TASK DETAILS: Which lines of the records below contain the word "ffffff"? Copy each of them out.

┌─ RECORDS SHOWN

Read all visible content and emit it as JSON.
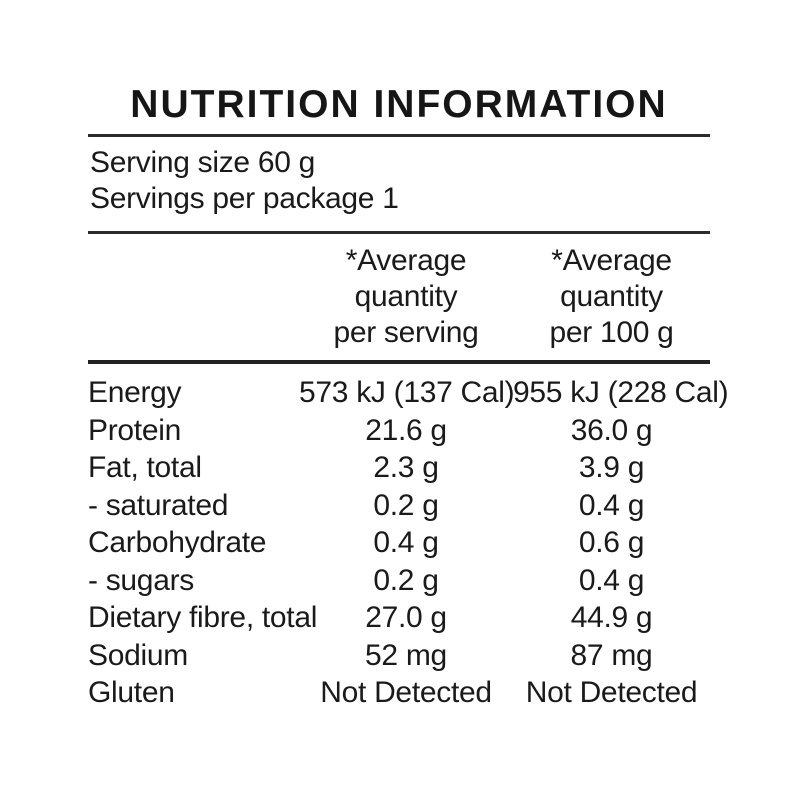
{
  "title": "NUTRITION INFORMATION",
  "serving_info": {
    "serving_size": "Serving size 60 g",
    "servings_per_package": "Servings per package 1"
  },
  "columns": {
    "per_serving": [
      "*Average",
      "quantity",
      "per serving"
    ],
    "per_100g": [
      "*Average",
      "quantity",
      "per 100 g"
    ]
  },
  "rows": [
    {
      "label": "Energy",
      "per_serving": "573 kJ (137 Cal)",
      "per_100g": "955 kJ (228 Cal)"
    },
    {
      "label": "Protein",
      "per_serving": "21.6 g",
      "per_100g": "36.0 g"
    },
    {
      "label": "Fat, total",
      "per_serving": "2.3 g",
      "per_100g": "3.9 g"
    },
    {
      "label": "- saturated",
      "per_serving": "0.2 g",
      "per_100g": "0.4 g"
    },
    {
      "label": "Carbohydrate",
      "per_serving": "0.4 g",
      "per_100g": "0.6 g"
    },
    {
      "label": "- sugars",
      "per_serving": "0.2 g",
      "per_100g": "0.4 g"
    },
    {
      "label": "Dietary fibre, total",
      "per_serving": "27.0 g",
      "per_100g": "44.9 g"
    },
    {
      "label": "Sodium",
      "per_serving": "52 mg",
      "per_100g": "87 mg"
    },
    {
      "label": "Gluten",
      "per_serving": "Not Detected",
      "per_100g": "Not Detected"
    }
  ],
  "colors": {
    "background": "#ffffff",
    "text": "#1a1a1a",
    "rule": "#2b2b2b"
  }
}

└─
┌─ RECORDS SHOWN

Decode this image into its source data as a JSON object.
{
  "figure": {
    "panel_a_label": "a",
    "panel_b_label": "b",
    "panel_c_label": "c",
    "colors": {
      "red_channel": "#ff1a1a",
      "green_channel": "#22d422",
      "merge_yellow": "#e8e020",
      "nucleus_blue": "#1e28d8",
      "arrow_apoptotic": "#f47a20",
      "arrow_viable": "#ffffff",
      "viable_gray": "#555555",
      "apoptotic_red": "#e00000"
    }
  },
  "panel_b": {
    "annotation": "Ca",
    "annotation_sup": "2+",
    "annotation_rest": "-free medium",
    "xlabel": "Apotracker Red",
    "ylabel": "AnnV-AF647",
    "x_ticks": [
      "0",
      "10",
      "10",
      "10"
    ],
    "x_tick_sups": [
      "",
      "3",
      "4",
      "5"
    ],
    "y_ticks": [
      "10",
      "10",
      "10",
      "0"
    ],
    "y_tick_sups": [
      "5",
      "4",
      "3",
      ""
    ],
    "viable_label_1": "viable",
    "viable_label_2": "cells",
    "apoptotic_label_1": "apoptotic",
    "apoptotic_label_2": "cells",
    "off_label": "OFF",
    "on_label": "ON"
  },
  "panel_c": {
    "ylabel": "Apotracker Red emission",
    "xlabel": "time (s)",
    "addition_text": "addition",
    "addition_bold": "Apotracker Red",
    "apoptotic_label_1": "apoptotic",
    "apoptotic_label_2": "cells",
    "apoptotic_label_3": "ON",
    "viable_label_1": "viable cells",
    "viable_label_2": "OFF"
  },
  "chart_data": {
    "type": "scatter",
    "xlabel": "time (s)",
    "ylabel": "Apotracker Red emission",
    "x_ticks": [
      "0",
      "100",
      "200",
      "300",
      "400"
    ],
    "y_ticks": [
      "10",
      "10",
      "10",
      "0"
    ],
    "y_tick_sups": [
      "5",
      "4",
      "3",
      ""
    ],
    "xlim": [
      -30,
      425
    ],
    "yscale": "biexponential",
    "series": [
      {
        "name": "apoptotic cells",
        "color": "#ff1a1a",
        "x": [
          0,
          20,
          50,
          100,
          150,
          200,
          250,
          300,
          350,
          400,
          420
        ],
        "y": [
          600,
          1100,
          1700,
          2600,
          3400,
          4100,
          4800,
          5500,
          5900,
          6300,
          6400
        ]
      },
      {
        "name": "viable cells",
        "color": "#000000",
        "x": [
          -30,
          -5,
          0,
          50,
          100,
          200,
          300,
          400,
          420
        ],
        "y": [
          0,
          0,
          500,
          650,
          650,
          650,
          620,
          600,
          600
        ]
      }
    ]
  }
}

└─

SOLUTION FOR THIS EXERCISE:
    "background": "#ffffff",
      "arrow_viable": "#ffffff",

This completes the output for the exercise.